→ Direction: Copy all of the material below exactly.

→ Records shown:
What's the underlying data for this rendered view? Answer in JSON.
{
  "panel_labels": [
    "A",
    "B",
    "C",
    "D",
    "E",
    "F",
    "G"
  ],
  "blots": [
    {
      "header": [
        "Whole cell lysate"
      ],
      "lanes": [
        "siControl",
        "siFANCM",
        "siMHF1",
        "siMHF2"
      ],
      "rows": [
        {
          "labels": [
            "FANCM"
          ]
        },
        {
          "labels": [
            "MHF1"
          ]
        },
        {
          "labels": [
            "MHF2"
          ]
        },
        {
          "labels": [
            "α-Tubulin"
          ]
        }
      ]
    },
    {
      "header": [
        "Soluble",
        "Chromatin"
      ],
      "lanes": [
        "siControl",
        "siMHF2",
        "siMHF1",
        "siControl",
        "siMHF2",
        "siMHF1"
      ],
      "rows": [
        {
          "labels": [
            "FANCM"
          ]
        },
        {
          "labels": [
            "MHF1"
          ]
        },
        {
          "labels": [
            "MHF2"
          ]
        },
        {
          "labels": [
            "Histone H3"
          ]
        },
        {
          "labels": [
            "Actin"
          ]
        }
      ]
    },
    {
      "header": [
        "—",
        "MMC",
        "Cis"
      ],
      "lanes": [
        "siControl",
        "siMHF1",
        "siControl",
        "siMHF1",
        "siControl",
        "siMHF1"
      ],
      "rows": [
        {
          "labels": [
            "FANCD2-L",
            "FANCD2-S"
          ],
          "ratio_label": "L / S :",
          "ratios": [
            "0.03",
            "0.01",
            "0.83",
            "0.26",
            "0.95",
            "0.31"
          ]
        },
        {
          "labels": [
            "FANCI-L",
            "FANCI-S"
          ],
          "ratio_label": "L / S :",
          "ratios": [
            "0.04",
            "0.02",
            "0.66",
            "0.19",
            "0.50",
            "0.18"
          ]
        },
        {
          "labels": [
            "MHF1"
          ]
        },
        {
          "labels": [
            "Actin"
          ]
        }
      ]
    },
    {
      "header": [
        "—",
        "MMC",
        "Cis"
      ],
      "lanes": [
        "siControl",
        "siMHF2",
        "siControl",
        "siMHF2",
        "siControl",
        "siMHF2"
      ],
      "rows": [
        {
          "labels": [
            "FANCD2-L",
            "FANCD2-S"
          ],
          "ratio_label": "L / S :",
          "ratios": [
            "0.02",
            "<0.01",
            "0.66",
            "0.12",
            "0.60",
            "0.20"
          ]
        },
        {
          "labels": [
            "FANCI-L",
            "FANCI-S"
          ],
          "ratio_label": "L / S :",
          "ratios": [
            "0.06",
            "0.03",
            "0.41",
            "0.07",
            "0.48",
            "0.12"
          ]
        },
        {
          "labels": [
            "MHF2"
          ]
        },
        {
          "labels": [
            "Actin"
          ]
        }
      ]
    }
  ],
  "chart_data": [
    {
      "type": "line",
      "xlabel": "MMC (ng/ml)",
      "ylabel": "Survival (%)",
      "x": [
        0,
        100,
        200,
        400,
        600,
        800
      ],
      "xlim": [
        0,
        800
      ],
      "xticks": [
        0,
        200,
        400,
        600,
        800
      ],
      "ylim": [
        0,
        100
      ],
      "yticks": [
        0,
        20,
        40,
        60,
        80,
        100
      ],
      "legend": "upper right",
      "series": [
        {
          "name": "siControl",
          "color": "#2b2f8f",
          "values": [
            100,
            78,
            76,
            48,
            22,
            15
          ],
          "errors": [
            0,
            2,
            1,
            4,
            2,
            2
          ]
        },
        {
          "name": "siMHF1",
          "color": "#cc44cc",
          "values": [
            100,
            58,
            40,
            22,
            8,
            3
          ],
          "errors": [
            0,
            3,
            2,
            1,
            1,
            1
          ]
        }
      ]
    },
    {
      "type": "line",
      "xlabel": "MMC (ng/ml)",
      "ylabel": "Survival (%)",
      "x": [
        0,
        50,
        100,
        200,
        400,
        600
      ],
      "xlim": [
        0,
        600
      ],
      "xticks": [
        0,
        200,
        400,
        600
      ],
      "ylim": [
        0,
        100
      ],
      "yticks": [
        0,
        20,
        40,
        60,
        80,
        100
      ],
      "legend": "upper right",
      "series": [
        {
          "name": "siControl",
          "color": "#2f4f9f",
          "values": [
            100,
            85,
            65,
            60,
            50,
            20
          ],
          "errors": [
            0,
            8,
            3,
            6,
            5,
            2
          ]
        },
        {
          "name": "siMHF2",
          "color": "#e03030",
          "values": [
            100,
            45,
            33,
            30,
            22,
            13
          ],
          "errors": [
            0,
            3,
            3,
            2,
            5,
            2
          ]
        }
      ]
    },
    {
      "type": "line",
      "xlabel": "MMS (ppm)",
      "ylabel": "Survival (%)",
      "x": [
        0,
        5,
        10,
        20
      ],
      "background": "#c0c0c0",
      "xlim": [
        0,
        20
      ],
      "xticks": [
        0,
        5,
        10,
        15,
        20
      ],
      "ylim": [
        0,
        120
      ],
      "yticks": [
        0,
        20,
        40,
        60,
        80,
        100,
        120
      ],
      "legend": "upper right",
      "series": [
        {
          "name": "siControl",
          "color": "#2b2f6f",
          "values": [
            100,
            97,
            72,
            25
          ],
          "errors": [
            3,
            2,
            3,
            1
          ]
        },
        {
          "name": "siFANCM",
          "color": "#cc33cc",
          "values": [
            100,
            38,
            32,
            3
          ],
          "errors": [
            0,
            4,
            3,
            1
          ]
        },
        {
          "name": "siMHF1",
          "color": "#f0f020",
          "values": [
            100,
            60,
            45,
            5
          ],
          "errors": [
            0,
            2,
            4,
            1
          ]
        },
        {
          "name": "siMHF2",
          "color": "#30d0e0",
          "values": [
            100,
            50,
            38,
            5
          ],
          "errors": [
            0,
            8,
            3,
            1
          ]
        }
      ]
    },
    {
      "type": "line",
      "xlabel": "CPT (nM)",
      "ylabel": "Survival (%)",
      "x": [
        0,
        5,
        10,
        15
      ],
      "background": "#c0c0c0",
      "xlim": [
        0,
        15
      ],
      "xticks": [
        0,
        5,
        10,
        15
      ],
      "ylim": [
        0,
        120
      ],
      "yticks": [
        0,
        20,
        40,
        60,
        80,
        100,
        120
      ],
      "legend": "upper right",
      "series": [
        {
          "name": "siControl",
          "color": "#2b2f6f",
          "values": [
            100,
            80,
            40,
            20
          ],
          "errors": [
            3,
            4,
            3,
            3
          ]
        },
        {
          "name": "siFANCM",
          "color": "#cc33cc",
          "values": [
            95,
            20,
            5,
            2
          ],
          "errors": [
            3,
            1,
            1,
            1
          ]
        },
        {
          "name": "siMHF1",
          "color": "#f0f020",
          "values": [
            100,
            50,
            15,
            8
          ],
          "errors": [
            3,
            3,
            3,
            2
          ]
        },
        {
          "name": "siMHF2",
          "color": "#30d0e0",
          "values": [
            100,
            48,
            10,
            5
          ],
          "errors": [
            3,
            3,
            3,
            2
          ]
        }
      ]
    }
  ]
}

→ Written solution:
What's the underlying data for this rendered view? Answer in JSON.
{
  "panel_labels": [
    "A",
    "B",
    "C",
    "D",
    "E",
    "F",
    "G"
  ],
  "blots": [
    {
      "header": [
        "Whole cell lysate"
      ],
      "lanes": [
        "siControl",
        "siFANCM",
        "siMHF1",
        "siMHF2"
      ],
      "rows": [
        {
          "labels": [
            "FANCM"
          ]
        },
        {
          "labels": [
            "MHF1"
          ]
        },
        {
          "labels": [
            "MHF2"
          ]
        },
        {
          "labels": [
            "α-Tubulin"
          ]
        }
      ]
    },
    {
      "header": [
        "Soluble",
        "Chromatin"
      ],
      "lanes": [
        "siControl",
        "siMHF2",
        "siMHF1",
        "siControl",
        "siMHF2",
        "siMHF1"
      ],
      "rows": [
        {
          "labels": [
            "FANCM"
          ]
        },
        {
          "labels": [
            "MHF1"
          ]
        },
        {
          "labels": [
            "MHF2"
          ]
        },
        {
          "labels": [
            "Histone H3"
          ]
        },
        {
          "labels": [
            "Actin"
          ]
        }
      ]
    },
    {
      "header": [
        "—",
        "MMC",
        "Cis"
      ],
      "lanes": [
        "siControl",
        "siMHF1",
        "siControl",
        "siMHF1",
        "siControl",
        "siMHF1"
      ],
      "rows": [
        {
          "labels": [
            "FANCD2-L",
            "FANCD2-S"
          ],
          "ratio_label": "L / S :",
          "ratios": [
            "0.03",
            "0.01",
            "0.83",
            "0.26",
            "0.95",
            "0.31"
          ]
        },
        {
          "labels": [
            "FANCI-L",
            "FANCI-S"
          ],
          "ratio_label": "L / S :",
          "ratios": [
            "0.04",
            "0.02",
            "0.66",
            "0.19",
            "0.50",
            "0.18"
          ]
        },
        {
          "labels": [
            "MHF1"
          ]
        },
        {
          "labels": [
            "Actin"
          ]
        }
      ]
    },
    {
      "header": [
        "—",
        "MMC",
        "Cis"
      ],
      "lanes": [
        "siControl",
        "siMHF2",
        "siControl",
        "siMHF2",
        "siControl",
        "siMHF2"
      ],
      "rows": [
        {
          "labels": [
            "FANCD2-L",
            "FANCD2-S"
          ],
          "ratio_label": "L / S :",
          "ratios": [
            "0.02",
            "<0.01",
            "0.66",
            "0.12",
            "0.60",
            "0.20"
          ]
        },
        {
          "labels": [
            "FANCI-L",
            "FANCI-S"
          ],
          "ratio_label": "L / S :",
          "ratios": [
            "0.06",
            "0.03",
            "0.41",
            "0.07",
            "0.48",
            "0.12"
          ]
        },
        {
          "labels": [
            "MHF2"
          ]
        },
        {
          "labels": [
            "Actin"
          ]
        }
      ]
    }
  ],
  "chart_data": [
    {
      "type": "line",
      "xlabel": "MMC (ng/ml)",
      "ylabel": "Survival (%)",
      "x": [
        0,
        100,
        200,
        400,
        600,
        800
      ],
      "xlim": [
        0,
        800
      ],
      "xticks": [
        0,
        200,
        400,
        600,
        800
      ],
      "ylim": [
        0,
        100
      ],
      "yticks": [
        0,
        20,
        40,
        60,
        80,
        100
      ],
      "legend": "upper right",
      "series": [
        {
          "name": "siControl",
          "color": "#2b2f8f",
          "values": [
            100,
            78,
            76,
            48,
            22,
            15
          ],
          "errors": [
            0,
            2,
            1,
            4,
            2,
            2
          ]
        },
        {
          "name": "siMHF1",
          "color": "#cc44cc",
          "values": [
            100,
            58,
            40,
            22,
            8,
            3
          ],
          "errors": [
            0,
            3,
            2,
            1,
            1,
            1
          ]
        }
      ]
    },
    {
      "type": "line",
      "xlabel": "MMC (ng/ml)",
      "ylabel": "Survival (%)",
      "x": [
        0,
        50,
        100,
        200,
        400,
        600
      ],
      "xlim": [
        0,
        600
      ],
      "xticks": [
        0,
        200,
        400,
        600
      ],
      "ylim": [
        0,
        100
      ],
      "yticks": [
        0,
        20,
        40,
        60,
        80,
        100
      ],
      "legend": "upper right",
      "series": [
        {
          "name": "siControl",
          "color": "#2f4f9f",
          "values": [
            100,
            85,
            65,
            60,
            50,
            20
          ],
          "errors": [
            0,
            8,
            3,
            6,
            5,
            2
          ]
        },
        {
          "name": "siMHF2",
          "color": "#e03030",
          "values": [
            100,
            45,
            33,
            30,
            22,
            13
          ],
          "errors": [
            0,
            3,
            3,
            2,
            5,
            2
          ]
        }
      ]
    },
    {
      "type": "line",
      "xlabel": "MMS (ppm)",
      "ylabel": "Survival (%)",
      "x": [
        0,
        5,
        10,
        20
      ],
      "background": "#c0c0c0",
      "xlim": [
        0,
        20
      ],
      "xticks": [
        0,
        5,
        10,
        15,
        20
      ],
      "ylim": [
        0,
        120
      ],
      "yticks": [
        0,
        20,
        40,
        60,
        80,
        100,
        120
      ],
      "legend": "upper right",
      "series": [
        {
          "name": "siControl",
          "color": "#2b2f6f",
          "values": [
            100,
            97,
            72,
            25
          ],
          "errors": [
            3,
            2,
            3,
            1
          ]
        },
        {
          "name": "siFANCM",
          "color": "#cc33cc",
          "values": [
            100,
            38,
            32,
            3
          ],
          "errors": [
            0,
            4,
            3,
            1
          ]
        },
        {
          "name": "siMHF1",
          "color": "#f0f020",
          "values": [
            100,
            60,
            45,
            5
          ],
          "errors": [
            0,
            2,
            4,
            1
          ]
        },
        {
          "name": "siMHF2",
          "color": "#30d0e0",
          "values": [
            100,
            50,
            38,
            5
          ],
          "errors": [
            0,
            8,
            3,
            1
          ]
        }
      ]
    },
    {
      "type": "line",
      "xlabel": "CPT (nM)",
      "ylabel": "Survival (%)",
      "x": [
        0,
        5,
        10,
        15
      ],
      "background": "#c0c0c0",
      "xlim": [
        0,
        15
      ],
      "xticks": [
        0,
        5,
        10,
        15
      ],
      "ylim": [
        0,
        120
      ],
      "yticks": [
        0,
        20,
        40,
        60,
        80,
        100,
        120
      ],
      "legend": "upper right",
      "series": [
        {
          "name": "siControl",
          "color": "#2b2f6f",
          "values": [
            100,
            80,
            40,
            20
          ],
          "errors": [
            3,
            4,
            3,
            3
          ]
        },
        {
          "name": "siFANCM",
          "color": "#cc33cc",
          "values": [
            95,
            20,
            5,
            2
          ],
          "errors": [
            3,
            1,
            1,
            1
          ]
        },
        {
          "name": "siMHF1",
          "color": "#f0f020",
          "values": [
            100,
            50,
            15,
            8
          ],
          "errors": [
            3,
            3,
            3,
            2
          ]
        },
        {
          "name": "siMHF2",
          "color": "#30d0e0",
          "values": [
            100,
            48,
            10,
            5
          ],
          "errors": [
            3,
            3,
            3,
            2
          ]
        }
      ]
    }
  ]
}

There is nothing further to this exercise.